Required work:
Reproduce every entry in the listing without alteration.

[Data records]
========================================================================
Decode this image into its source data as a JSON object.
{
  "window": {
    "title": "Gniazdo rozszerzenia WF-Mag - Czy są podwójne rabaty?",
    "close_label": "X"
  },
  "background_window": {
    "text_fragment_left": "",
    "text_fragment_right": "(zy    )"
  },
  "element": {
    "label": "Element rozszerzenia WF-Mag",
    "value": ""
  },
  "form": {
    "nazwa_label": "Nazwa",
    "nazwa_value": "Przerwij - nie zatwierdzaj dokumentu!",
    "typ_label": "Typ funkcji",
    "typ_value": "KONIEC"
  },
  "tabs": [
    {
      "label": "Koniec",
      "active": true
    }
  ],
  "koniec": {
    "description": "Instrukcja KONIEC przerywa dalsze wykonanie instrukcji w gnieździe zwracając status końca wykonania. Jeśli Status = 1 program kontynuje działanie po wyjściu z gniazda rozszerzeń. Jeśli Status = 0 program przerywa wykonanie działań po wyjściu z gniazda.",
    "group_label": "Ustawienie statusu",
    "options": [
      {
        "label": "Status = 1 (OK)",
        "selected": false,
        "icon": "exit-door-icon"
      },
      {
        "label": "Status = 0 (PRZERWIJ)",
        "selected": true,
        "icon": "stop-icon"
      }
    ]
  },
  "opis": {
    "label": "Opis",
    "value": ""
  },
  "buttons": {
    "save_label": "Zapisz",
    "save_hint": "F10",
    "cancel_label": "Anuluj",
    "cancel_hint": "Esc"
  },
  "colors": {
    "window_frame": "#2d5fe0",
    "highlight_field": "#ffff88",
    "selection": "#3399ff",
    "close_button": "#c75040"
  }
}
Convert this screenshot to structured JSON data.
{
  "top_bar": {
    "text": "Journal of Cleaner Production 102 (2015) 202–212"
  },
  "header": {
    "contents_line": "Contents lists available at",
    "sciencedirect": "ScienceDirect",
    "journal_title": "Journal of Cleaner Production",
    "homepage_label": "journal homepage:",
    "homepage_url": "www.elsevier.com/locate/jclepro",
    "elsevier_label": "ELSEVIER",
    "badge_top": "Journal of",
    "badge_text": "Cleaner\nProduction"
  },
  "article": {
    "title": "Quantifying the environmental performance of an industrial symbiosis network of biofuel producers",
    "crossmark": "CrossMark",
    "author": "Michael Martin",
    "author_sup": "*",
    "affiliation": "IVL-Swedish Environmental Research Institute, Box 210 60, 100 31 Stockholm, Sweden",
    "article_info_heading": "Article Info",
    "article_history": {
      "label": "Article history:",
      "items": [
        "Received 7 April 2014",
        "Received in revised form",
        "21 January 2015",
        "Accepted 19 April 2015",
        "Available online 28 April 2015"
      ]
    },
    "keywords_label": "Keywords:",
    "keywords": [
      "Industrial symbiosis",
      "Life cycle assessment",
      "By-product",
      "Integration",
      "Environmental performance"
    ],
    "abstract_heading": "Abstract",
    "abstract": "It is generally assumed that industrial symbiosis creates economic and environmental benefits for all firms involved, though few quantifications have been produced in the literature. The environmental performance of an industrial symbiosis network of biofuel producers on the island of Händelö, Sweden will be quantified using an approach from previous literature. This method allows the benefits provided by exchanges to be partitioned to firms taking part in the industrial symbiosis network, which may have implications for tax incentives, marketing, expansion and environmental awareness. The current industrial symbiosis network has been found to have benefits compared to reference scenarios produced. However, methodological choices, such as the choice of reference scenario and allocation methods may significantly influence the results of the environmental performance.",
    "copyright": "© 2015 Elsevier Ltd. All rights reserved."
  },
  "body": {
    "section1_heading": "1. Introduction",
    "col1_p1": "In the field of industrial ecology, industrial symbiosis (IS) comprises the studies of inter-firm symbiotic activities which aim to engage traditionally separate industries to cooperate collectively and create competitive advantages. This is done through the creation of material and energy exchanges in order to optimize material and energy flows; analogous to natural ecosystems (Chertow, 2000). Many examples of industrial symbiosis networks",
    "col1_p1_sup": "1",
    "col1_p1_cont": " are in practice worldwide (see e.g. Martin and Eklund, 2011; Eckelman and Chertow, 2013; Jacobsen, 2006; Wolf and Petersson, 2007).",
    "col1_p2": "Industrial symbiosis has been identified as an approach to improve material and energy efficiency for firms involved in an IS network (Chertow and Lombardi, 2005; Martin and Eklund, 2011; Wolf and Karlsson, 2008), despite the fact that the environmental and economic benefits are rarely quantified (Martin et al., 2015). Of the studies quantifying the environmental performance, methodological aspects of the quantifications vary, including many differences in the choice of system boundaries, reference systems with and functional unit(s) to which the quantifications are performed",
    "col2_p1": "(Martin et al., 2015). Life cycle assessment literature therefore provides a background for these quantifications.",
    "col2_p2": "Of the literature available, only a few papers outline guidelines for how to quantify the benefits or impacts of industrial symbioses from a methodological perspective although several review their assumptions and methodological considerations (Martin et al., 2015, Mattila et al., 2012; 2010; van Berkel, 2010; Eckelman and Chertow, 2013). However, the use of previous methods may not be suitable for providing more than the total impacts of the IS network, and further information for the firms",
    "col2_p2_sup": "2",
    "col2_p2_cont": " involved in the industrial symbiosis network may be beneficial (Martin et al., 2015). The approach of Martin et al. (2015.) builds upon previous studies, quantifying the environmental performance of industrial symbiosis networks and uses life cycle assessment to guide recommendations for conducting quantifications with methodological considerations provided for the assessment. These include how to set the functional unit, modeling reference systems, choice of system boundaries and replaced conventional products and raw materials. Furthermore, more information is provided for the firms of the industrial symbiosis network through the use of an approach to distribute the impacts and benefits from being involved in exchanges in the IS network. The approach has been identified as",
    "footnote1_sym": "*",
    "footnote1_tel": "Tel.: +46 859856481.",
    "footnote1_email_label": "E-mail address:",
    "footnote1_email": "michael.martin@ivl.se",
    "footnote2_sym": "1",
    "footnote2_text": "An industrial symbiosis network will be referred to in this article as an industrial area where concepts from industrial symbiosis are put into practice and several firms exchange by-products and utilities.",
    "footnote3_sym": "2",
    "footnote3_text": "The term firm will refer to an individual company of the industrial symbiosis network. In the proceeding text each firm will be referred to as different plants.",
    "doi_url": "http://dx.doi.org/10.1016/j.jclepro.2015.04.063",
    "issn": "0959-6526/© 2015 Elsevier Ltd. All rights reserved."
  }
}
========================================================================
Output for this exercise:
Decode this image into its source data as a JSON object.
{
  "window": {
    "title": "Gniazdo rozszerzenia WF-Mag - Czy są podwójne rabaty?",
    "close_label": "X"
  },
  "background_window": {
    "text_fragment_left": "",
    "text_fragment_right": "(zy    )"
  },
  "element": {
    "label": "Element rozszerzenia WF-Mag",
    "value": ""
  },
  "form": {
    "nazwa_label": "Nazwa",
    "nazwa_value": "Przerwij - nie zatwierdzaj dokumentu!",
    "typ_label": "Typ funkcji",
    "typ_value": "KONIEC"
  },
  "tabs": [
    {
      "label": "Koniec",
      "active": true
    }
  ],
  "koniec": {
    "description": "Instrukcja KONIEC przerywa dalsze wykonanie instrukcji w gnieździe zwracając status końca wykonania. Jeśli Status = 1 program kontynuje działanie po wyjściu z gniazda rozszerzeń. Jeśli Status = 0 program przerywa wykonanie działań po wyjściu z gniazda.",
    "group_label": "Ustawienie statusu",
    "options": [
      {
        "label": "Status = 1 (OK)",
        "selected": false,
        "icon": "exit-door-icon"
      },
      {
        "label": "Status = 0 (PRZERWIJ)",
        "selected": true,
        "icon": "stop-icon"
      }
    ]
  },
  "opis": {
    "label": "Opis",
    "value": ""
  },
  "buttons": {
    "save_label": "Zapisz",
    "save_hint": "F10",
    "cancel_label": "Anuluj",
    "cancel_hint": "Esc"
  },
  "colors": {
    "window_frame": "#2d5fe0",
    "highlight_field": "#ffff88",
    "selection": "#3399ff",
    "close_button": "#c75040"
  }
}
Convert this screenshot to structured JSON data.
{
  "top_bar": {
    "text": "Journal of Cleaner Production 102 (2015) 202–212"
  },
  "header": {
    "contents_line": "Contents lists available at",
    "sciencedirect": "ScienceDirect",
    "journal_title": "Journal of Cleaner Production",
    "homepage_label": "journal homepage:",
    "homepage_url": "www.elsevier.com/locate/jclepro",
    "elsevier_label": "ELSEVIER",
    "badge_top": "Journal of",
    "badge_text": "Cleaner\nProduction"
  },
  "article": {
    "title": "Quantifying the environmental performance of an industrial symbiosis network of biofuel producers",
    "crossmark": "CrossMark",
    "author": "Michael Martin",
    "author_sup": "*",
    "affiliation": "IVL-Swedish Environmental Research Institute, Box 210 60, 100 31 Stockholm, Sweden",
    "article_info_heading": "Article Info",
    "article_history": {
      "label": "Article history:",
      "items": [
        "Received 7 April 2014",
        "Received in revised form",
        "21 January 2015",
        "Accepted 19 April 2015",
        "Available online 28 April 2015"
      ]
    },
    "keywords_label": "Keywords:",
    "keywords": [
      "Industrial symbiosis",
      "Life cycle assessment",
      "By-product",
      "Integration",
      "Environmental performance"
    ],
    "abstract_heading": "Abstract",
    "abstract": "It is generally assumed that industrial symbiosis creates economic and environmental benefits for all firms involved, though few quantifications have been produced in the literature. The environmental performance of an industrial symbiosis network of biofuel producers on the island of Händelö, Sweden will be quantified using an approach from previous literature. This method allows the benefits provided by exchanges to be partitioned to firms taking part in the industrial symbiosis network, which may have implications for tax incentives, marketing, expansion and environmental awareness. The current industrial symbiosis network has been found to have benefits compared to reference scenarios produced. However, methodological choices, such as the choice of reference scenario and allocation methods may significantly influence the results of the environmental performance.",
    "copyright": "© 2015 Elsevier Ltd. All rights reserved."
  },
  "body": {
    "section1_heading": "1. Introduction",
    "col1_p1": "In the field of industrial ecology, industrial symbiosis (IS) comprises the studies of inter-firm symbiotic activities which aim to engage traditionally separate industries to cooperate collectively and create competitive advantages. This is done through the creation of material and energy exchanges in order to optimize material and energy flows; analogous to natural ecosystems (Chertow, 2000). Many examples of industrial symbiosis networks",
    "col1_p1_sup": "1",
    "col1_p1_cont": " are in practice worldwide (see e.g. Martin and Eklund, 2011; Eckelman and Chertow, 2013; Jacobsen, 2006; Wolf and Petersson, 2007).",
    "col1_p2": "Industrial symbiosis has been identified as an approach to improve material and energy efficiency for firms involved in an IS network (Chertow and Lombardi, 2005; Martin and Eklund, 2011; Wolf and Karlsson, 2008), despite the fact that the environmental and economic benefits are rarely quantified (Martin et al., 2015). Of the studies quantifying the environmental performance, methodological aspects of the quantifications vary, including many differences in the choice of system boundaries, reference systems with and functional unit(s) to which the quantifications are performed",
    "col2_p1": "(Martin et al., 2015). Life cycle assessment literature therefore provides a background for these quantifications.",
    "col2_p2": "Of the literature available, only a few papers outline guidelines for how to quantify the benefits or impacts of industrial symbioses from a methodological perspective although several review their assumptions and methodological considerations (Martin et al., 2015, Mattila et al., 2012; 2010; van Berkel, 2010; Eckelman and Chertow, 2013). However, the use of previous methods may not be suitable for providing more than the total impacts of the IS network, and further information for the firms",
    "col2_p2_sup": "2",
    "col2_p2_cont": " involved in the industrial symbiosis network may be beneficial (Martin et al., 2015). The approach of Martin et al. (2015.) builds upon previous studies, quantifying the environmental performance of industrial symbiosis networks and uses life cycle assessment to guide recommendations for conducting quantifications with methodological considerations provided for the assessment. These include how to set the functional unit, modeling reference systems, choice of system boundaries and replaced conventional products and raw materials. Furthermore, more information is provided for the firms of the industrial symbiosis network through the use of an approach to distribute the impacts and benefits from being involved in exchanges in the IS network. The approach has been identified as",
    "footnote1_sym": "*",
    "footnote1_tel": "Tel.: +46 859856481.",
    "footnote1_email_label": "E-mail address:",
    "footnote1_email": "michael.martin@ivl.se",
    "footnote2_sym": "1",
    "footnote2_text": "An industrial symbiosis network will be referred to in this article as an industrial area where concepts from industrial symbiosis are put into practice and several firms exchange by-products and utilities.",
    "footnote3_sym": "2",
    "footnote3_text": "The term firm will refer to an individual company of the industrial symbiosis network. In the proceeding text each firm will be referred to as different plants.",
    "doi_url": "http://dx.doi.org/10.1016/j.jclepro.2015.04.063",
    "issn": "0959-6526/© 2015 Elsevier Ltd. All rights reserved."
  }
}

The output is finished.